# Exercise task:
Leave out the pictures and return every entry exactly as it appears.

[Stored data]

────────────────

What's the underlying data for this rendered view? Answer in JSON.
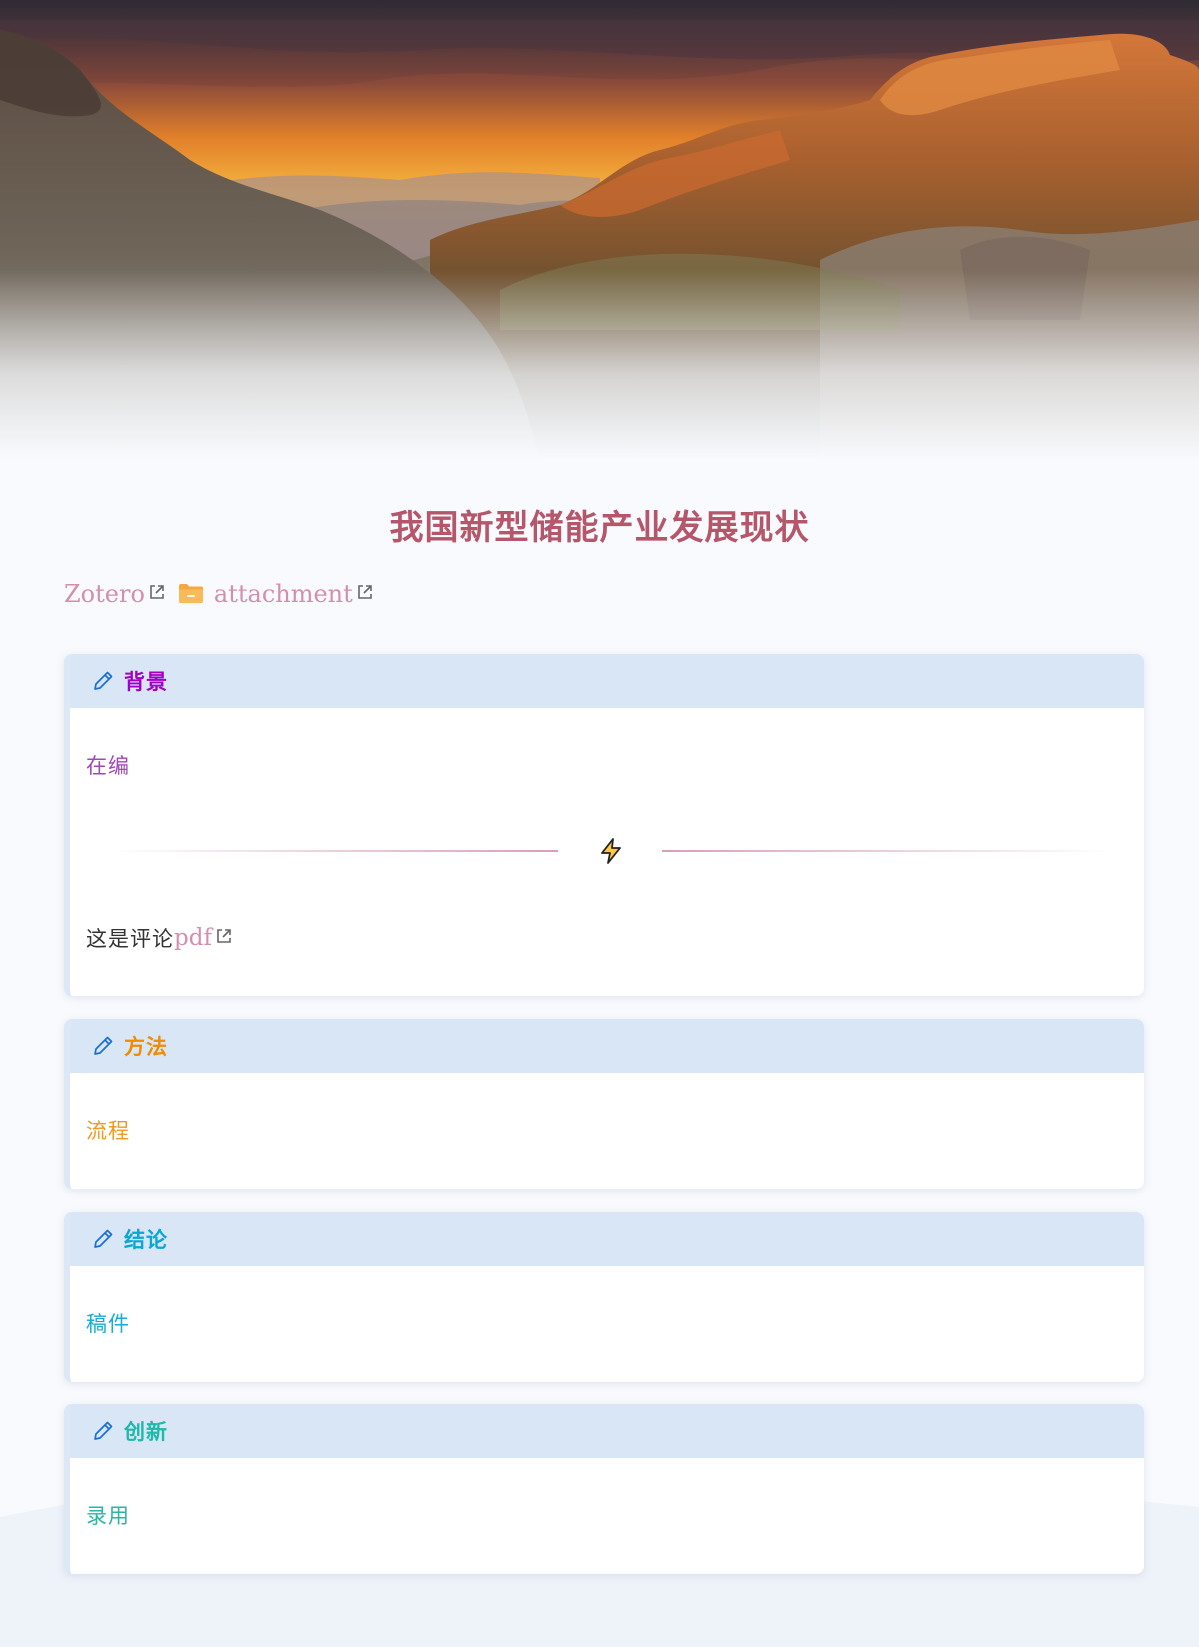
{
  "title": "我国新型储能产业发展现状",
  "links": {
    "zotero": "Zotero",
    "attachment": "attachment"
  },
  "cards": [
    {
      "heading": "背景",
      "body": "在编",
      "comment": "这是评论",
      "comment_link": "pdf",
      "color": "#a200c8"
    },
    {
      "heading": "方法",
      "body": "流程",
      "color": "#f08c00"
    },
    {
      "heading": "结论",
      "body": "稿件",
      "color": "#0aa6d6"
    },
    {
      "heading": "创新",
      "body": "录用",
      "color": "#20b8a8"
    }
  ],
  "icons": {
    "external_link": "external-link-icon",
    "folder": "folder-icon",
    "pencil": "pencil-icon",
    "bolt": "lightning-bolt-icon"
  },
  "colors": {
    "title": "#b5566a",
    "link": "#d38fb0",
    "card_header_bg": "#d8e6f6",
    "page_bg": "#f8fafd"
  }
}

────────────────

# Answer to this problem:
What's the underlying data for this rendered view? Answer in JSON.
{
  "title": "我国新型储能产业发展现状",
  "links": {
    "zotero": "Zotero",
    "attachment": "attachment"
  },
  "cards": [
    {
      "heading": "背景",
      "body": "在编",
      "comment": "这是评论",
      "comment_link": "pdf",
      "color": "#a200c8"
    },
    {
      "heading": "方法",
      "body": "流程",
      "color": "#f08c00"
    },
    {
      "heading": "结论",
      "body": "稿件",
      "color": "#0aa6d6"
    },
    {
      "heading": "创新",
      "body": "录用",
      "color": "#20b8a8"
    }
  ],
  "icons": {
    "external_link": "external-link-icon",
    "folder": "folder-icon",
    "pencil": "pencil-icon",
    "bolt": "lightning-bolt-icon"
  },
  "colors": {
    "title": "#b5566a",
    "link": "#d38fb0",
    "card_header_bg": "#d8e6f6",
    "page_bg": "#f8fafd"
  }
}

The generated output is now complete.